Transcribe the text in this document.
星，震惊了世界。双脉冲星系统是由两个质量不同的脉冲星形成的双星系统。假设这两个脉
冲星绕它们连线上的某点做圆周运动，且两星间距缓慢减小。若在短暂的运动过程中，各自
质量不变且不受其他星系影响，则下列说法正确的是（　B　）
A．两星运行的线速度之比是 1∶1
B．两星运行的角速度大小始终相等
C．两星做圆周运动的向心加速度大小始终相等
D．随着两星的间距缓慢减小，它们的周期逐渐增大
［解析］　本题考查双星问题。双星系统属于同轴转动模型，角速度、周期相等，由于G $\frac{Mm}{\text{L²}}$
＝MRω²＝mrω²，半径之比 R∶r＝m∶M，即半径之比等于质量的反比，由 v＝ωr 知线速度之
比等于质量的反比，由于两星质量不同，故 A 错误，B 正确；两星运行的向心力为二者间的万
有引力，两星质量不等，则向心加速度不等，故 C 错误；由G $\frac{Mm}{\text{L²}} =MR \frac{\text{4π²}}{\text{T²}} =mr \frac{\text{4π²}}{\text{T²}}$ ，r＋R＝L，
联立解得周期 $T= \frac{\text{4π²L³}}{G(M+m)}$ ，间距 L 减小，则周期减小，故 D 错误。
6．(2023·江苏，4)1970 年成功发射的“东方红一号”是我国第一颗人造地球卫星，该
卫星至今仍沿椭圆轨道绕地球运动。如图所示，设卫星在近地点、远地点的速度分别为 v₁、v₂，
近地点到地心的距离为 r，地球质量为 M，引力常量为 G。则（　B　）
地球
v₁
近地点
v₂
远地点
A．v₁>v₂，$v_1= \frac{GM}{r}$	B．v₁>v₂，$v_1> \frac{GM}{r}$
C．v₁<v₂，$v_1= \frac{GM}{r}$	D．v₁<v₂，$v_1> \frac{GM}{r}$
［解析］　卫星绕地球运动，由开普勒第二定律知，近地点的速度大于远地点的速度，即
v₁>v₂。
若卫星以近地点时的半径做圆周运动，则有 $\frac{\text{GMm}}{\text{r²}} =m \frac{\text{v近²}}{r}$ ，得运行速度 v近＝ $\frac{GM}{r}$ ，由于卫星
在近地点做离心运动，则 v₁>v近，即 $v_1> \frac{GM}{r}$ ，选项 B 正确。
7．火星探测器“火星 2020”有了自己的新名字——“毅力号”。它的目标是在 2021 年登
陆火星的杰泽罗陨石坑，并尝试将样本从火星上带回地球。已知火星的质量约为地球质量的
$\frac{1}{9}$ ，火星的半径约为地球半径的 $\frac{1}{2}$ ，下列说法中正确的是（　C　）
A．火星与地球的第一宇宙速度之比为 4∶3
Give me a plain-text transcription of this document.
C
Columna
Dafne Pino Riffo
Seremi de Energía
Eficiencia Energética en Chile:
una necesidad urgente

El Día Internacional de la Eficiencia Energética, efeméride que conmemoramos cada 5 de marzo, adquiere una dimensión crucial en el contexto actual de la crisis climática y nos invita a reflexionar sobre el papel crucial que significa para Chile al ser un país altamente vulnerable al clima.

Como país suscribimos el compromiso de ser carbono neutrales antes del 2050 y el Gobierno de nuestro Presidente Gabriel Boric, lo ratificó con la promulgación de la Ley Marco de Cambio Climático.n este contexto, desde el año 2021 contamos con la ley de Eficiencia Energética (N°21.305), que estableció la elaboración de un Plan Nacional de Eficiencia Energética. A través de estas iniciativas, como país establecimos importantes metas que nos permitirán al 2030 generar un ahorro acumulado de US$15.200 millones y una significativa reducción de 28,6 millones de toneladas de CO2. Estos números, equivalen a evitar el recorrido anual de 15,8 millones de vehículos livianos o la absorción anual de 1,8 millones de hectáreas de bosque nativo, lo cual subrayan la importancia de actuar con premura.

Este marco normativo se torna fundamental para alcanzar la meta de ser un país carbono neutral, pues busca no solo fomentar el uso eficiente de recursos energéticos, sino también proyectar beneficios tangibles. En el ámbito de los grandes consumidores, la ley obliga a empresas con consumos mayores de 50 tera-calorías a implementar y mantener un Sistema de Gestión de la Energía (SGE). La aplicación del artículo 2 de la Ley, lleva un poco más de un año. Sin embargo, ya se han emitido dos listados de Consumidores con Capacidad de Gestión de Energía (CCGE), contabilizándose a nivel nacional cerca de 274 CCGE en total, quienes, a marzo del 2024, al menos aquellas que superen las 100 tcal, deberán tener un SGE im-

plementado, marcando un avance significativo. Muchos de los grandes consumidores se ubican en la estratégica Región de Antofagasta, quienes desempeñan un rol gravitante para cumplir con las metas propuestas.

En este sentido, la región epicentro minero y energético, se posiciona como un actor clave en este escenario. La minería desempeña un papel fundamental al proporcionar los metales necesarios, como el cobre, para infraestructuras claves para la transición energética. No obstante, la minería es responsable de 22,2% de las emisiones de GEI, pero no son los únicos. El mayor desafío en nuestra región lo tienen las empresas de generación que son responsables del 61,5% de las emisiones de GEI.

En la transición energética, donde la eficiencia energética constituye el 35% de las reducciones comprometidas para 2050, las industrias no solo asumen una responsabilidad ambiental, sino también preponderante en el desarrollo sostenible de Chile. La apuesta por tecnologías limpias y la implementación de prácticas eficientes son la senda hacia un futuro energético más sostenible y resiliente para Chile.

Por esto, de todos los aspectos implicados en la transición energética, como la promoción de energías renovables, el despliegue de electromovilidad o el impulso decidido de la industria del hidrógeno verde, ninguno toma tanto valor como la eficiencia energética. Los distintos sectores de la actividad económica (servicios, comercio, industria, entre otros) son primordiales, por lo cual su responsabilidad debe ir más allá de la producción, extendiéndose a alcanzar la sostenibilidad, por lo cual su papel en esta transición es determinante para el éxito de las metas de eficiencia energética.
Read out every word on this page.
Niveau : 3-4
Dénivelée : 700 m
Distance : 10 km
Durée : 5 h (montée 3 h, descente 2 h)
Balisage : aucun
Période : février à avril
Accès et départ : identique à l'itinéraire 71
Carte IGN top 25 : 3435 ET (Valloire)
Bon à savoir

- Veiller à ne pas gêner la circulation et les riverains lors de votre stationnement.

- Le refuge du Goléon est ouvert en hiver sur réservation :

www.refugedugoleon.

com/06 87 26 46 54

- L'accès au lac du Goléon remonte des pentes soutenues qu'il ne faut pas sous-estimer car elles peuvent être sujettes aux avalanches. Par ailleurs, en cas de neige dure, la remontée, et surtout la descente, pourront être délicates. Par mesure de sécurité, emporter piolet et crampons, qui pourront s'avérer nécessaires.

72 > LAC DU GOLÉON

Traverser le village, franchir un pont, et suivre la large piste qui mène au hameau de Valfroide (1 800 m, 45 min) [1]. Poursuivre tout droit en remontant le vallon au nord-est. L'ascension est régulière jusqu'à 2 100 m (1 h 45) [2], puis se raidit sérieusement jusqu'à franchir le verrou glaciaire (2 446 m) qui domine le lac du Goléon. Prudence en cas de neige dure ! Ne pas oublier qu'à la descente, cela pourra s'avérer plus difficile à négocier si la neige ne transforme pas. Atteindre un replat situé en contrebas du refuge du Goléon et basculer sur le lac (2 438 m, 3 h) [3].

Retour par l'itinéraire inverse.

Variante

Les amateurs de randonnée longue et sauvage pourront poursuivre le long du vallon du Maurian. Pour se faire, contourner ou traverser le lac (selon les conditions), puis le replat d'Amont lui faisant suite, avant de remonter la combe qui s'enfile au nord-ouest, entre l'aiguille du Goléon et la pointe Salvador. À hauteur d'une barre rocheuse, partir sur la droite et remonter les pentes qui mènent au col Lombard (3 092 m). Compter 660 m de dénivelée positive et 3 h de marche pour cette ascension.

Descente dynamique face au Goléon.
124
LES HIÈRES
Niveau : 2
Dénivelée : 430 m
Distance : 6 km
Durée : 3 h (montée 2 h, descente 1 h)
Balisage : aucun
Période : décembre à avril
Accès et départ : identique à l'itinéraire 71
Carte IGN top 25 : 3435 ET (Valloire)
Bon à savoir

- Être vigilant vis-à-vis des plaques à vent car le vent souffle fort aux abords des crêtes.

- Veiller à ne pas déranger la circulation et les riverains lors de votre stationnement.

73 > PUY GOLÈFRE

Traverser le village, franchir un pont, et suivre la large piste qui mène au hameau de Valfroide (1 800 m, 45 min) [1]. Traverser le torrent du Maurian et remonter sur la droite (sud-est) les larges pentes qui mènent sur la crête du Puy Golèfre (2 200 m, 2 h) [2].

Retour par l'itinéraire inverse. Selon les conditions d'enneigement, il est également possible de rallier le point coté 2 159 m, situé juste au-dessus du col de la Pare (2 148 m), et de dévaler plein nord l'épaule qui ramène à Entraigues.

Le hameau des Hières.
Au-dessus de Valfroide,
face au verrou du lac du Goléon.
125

☆ ☆ ☆ ☆ ☆

AIM OF THE EXERCISE: Locate all lines that include the word "empresas" and copy them out.

EXERCISE SOLUTION:
Este marco normativo se torna fundamental para alcanzar la meta de ser un país carbono neutral, pues busca no solo fomentar el uso eficiente de recursos energéticos, sino también proyectar beneficios tangibles. En el ámbito de los grandes consumidores, la ley obliga a empresas con consumos mayores de 50 tera-calorías a implementar y mantener un Sistema de Gestión de la Energía (SGE). La aplicación del artículo 2 de la Ley, lleva un poco más de un año. Sin embargo, ya se han emitido dos listados de Consumidores con Capacidad de Gestión de Energía (CCGE), contabilizándose a nivel nacional cerca de 274 CCGE en total, quienes, a marzo del 2024, al menos aquellas que superen las 100 tcal, deberán tener un SGE im-
En este sentido, la región epicentro minero y energético, se posiciona como un actor clave en este escenario. La minería desempeña un papel fundamental al proporcionar los metales necesarios, como el cobre, para infraestructuras claves para la transición energética. No obstante, la minería es responsable de 22,2% de las emisiones de GEI, pero no son los únicos. El mayor desafío en nuestra región lo tienen las empresas de generación que son responsables del 61,5% de las emisiones de GEI.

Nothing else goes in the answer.